### JOB
Extract from the listing each line in which the word "ylabel" appears.

### RECORDS FOR THE EXERCISE
========

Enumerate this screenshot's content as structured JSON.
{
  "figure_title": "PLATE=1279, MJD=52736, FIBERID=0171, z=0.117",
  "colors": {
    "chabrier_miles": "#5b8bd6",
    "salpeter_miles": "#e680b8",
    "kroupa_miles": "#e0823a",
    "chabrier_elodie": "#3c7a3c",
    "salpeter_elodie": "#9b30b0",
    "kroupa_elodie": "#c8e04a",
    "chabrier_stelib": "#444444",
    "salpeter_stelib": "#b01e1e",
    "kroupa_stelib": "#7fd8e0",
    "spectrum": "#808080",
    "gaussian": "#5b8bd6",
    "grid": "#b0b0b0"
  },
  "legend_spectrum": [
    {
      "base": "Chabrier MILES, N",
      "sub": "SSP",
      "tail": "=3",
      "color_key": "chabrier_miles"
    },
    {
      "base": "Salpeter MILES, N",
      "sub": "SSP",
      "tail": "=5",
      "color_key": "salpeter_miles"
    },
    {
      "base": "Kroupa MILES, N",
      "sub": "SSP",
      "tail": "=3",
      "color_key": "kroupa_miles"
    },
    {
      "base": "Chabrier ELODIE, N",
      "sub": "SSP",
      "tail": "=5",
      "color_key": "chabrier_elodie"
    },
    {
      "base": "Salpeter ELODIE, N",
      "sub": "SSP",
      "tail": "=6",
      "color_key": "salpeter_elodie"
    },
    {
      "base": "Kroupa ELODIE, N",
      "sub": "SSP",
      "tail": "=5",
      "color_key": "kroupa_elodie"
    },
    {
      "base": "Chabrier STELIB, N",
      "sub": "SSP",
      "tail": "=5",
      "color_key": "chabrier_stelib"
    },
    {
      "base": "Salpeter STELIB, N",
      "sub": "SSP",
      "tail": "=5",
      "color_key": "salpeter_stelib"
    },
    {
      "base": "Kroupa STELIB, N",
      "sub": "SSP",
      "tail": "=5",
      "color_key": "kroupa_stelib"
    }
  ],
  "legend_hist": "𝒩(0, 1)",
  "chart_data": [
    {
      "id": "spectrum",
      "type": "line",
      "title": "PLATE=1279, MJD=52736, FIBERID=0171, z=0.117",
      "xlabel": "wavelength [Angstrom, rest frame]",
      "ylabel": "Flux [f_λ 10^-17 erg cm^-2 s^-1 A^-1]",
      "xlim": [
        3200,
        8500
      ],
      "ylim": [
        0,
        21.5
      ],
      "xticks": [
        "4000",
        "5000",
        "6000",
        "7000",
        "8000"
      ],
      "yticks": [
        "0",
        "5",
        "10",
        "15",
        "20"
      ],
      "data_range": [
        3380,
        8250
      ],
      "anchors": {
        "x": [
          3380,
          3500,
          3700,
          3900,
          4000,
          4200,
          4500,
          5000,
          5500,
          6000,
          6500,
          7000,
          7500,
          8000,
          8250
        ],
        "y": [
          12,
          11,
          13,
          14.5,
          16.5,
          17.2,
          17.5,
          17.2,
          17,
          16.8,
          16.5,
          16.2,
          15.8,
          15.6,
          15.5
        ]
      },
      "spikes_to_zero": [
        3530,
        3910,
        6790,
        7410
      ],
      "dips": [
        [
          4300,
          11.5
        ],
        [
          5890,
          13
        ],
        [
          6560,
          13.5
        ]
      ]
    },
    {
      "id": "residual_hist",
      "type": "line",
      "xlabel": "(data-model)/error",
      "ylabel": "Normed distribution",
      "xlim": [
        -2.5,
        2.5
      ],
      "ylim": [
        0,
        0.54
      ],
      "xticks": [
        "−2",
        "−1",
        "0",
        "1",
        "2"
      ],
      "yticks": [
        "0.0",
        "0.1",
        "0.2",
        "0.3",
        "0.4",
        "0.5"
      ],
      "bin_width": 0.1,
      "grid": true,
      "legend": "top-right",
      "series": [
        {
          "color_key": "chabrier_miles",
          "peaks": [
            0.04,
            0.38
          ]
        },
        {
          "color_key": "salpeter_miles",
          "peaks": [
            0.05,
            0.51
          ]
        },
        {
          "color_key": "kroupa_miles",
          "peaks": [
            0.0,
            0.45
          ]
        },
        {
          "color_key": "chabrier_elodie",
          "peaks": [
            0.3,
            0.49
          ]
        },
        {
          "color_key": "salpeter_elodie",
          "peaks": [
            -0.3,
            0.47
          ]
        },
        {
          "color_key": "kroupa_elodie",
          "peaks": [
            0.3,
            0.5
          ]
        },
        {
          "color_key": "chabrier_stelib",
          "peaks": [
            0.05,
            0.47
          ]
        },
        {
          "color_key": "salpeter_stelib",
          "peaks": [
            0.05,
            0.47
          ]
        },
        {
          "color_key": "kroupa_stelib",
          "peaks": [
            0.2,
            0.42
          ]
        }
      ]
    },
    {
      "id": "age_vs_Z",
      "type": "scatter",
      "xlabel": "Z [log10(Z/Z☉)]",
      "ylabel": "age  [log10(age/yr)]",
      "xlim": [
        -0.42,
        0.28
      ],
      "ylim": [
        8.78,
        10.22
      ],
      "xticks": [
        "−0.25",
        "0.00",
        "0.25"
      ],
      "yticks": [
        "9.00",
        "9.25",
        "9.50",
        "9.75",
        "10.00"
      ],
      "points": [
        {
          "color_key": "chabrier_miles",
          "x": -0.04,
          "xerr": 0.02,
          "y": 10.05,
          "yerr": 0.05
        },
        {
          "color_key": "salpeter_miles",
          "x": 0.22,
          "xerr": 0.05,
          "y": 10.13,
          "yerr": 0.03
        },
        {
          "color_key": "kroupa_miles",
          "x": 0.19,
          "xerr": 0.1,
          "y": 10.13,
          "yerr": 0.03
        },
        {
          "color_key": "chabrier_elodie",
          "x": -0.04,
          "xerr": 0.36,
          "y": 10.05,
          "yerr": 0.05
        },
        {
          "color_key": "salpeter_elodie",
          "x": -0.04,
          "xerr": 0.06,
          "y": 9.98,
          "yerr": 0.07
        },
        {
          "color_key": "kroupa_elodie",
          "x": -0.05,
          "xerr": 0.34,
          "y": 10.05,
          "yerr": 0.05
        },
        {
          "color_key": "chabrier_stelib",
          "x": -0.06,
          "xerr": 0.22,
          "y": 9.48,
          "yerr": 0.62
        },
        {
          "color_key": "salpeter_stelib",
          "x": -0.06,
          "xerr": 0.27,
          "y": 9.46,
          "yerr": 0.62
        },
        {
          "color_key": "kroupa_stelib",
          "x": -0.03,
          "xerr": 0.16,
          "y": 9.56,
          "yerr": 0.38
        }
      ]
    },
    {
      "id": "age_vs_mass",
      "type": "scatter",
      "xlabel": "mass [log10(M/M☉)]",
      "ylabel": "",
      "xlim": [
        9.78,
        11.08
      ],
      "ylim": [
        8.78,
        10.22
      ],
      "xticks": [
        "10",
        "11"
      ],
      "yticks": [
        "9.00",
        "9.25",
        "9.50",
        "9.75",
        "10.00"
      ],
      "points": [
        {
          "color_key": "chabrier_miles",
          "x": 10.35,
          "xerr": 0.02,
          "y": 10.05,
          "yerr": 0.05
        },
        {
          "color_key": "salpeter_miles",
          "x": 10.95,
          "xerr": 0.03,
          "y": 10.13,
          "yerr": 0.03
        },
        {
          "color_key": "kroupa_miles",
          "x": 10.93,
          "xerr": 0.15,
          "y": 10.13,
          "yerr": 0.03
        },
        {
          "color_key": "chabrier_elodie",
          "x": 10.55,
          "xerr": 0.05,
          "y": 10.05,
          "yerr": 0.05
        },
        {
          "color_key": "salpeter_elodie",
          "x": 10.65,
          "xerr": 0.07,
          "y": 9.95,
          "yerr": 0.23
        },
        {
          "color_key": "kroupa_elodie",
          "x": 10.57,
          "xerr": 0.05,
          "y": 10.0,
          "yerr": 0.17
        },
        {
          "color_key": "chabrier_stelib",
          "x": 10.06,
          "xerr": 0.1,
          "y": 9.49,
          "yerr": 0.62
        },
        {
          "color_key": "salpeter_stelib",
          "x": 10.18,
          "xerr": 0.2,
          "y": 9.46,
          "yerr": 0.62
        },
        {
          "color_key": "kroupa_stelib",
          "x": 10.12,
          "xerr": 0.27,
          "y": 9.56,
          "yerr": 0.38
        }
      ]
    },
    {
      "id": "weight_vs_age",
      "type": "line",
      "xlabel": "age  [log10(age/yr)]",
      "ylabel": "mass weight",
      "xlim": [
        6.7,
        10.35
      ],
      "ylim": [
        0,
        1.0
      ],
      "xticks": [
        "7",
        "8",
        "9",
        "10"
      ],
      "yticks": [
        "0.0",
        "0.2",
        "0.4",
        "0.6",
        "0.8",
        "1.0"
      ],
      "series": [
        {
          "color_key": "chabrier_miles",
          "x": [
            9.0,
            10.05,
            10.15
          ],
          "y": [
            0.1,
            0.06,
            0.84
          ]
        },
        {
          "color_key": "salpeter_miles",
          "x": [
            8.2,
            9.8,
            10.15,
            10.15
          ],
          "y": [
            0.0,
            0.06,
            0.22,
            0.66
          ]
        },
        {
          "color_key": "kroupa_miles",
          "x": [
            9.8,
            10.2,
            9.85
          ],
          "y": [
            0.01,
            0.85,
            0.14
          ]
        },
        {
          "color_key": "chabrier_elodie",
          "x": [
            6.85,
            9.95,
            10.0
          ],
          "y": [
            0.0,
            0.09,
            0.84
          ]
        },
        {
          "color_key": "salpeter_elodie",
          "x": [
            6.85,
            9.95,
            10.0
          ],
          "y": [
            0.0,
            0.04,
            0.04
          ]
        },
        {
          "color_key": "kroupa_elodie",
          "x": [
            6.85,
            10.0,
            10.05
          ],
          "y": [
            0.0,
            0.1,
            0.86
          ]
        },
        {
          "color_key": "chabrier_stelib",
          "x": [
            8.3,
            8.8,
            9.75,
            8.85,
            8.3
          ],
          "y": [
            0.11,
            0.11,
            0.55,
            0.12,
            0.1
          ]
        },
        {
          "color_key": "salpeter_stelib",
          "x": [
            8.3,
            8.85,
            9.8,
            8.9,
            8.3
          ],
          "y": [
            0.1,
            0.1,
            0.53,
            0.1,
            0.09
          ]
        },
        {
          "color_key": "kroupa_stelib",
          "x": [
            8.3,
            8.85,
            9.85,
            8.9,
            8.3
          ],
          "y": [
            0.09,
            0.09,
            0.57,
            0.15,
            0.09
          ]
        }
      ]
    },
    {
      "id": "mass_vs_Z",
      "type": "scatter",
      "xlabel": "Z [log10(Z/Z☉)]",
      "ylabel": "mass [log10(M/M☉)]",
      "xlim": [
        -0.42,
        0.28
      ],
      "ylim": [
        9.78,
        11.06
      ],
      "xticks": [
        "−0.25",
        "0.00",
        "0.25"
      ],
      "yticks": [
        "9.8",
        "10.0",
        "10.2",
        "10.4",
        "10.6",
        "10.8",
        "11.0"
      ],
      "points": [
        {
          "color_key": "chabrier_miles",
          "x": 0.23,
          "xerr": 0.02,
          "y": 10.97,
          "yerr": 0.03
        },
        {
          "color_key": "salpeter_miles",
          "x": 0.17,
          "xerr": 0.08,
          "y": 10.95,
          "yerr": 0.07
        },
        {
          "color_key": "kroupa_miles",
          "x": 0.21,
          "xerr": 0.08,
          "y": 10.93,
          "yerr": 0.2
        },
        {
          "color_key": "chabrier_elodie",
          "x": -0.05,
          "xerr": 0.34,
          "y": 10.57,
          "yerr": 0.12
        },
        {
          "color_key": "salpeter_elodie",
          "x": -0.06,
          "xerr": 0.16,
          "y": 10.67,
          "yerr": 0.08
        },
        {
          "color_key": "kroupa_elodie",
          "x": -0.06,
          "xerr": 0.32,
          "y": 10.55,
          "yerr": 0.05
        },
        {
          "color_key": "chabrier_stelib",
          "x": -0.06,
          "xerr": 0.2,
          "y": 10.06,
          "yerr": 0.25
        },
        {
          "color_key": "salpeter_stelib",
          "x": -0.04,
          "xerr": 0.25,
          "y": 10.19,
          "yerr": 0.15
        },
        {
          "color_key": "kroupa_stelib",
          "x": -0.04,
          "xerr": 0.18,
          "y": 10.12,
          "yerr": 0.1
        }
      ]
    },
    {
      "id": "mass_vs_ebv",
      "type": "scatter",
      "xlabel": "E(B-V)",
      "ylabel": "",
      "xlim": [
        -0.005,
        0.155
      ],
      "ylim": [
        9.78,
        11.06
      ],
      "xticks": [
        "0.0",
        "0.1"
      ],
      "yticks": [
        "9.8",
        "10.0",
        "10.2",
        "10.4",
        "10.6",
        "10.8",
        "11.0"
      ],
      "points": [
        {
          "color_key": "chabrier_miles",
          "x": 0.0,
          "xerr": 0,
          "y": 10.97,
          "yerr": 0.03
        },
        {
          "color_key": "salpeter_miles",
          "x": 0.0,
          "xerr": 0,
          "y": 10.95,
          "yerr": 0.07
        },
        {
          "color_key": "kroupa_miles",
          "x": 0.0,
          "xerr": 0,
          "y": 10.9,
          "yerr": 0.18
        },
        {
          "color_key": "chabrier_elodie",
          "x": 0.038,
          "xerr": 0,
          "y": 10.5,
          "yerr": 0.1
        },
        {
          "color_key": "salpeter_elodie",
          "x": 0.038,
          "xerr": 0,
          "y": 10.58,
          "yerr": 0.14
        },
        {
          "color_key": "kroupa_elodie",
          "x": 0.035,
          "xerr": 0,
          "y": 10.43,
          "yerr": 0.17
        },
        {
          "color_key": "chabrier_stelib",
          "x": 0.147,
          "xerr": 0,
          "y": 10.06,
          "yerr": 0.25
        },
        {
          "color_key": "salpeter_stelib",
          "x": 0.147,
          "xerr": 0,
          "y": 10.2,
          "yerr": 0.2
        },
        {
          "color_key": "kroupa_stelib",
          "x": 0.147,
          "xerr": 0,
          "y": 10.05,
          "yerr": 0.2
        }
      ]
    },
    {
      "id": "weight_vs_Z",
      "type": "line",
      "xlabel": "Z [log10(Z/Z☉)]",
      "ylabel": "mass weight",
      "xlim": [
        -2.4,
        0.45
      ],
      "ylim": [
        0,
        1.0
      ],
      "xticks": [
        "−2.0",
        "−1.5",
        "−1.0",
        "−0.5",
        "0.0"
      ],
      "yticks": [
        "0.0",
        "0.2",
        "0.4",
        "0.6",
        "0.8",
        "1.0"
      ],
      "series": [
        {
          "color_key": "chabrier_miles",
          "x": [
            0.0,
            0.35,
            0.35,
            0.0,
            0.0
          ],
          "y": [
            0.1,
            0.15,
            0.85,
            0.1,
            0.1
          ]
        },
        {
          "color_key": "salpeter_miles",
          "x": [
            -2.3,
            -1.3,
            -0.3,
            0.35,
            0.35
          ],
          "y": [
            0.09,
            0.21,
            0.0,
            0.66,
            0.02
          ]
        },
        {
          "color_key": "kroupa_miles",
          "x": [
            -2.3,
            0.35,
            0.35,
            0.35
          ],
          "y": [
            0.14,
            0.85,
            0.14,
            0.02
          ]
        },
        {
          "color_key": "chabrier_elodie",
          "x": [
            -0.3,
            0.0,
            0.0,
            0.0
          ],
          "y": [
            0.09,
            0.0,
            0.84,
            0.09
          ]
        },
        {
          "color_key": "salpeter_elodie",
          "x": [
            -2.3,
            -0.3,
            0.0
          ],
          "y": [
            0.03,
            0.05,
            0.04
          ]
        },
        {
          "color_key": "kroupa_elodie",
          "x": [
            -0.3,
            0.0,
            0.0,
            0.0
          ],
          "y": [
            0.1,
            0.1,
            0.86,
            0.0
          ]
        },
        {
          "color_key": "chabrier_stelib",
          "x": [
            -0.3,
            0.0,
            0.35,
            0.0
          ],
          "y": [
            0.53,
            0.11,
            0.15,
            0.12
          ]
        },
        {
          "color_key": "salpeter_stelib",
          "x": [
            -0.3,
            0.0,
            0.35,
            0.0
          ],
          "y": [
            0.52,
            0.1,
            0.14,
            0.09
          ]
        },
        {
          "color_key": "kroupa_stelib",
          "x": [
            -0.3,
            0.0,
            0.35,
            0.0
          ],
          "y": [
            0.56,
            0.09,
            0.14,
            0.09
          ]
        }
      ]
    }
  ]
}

========

### EXERCISE OUTPUT
      "ylabel": "Flux [f_λ 10^-17 erg cm^-2 s^-1 A^-1]",
      "ylabel": "Normed distribution",
      "ylabel": "age  [log10(age/yr)]",
      "ylabel": "",
      "ylabel": "mass weight",
      "ylabel": "mass [log10(M/M☉)]",
      "ylabel": "",
      "ylabel": "mass weight",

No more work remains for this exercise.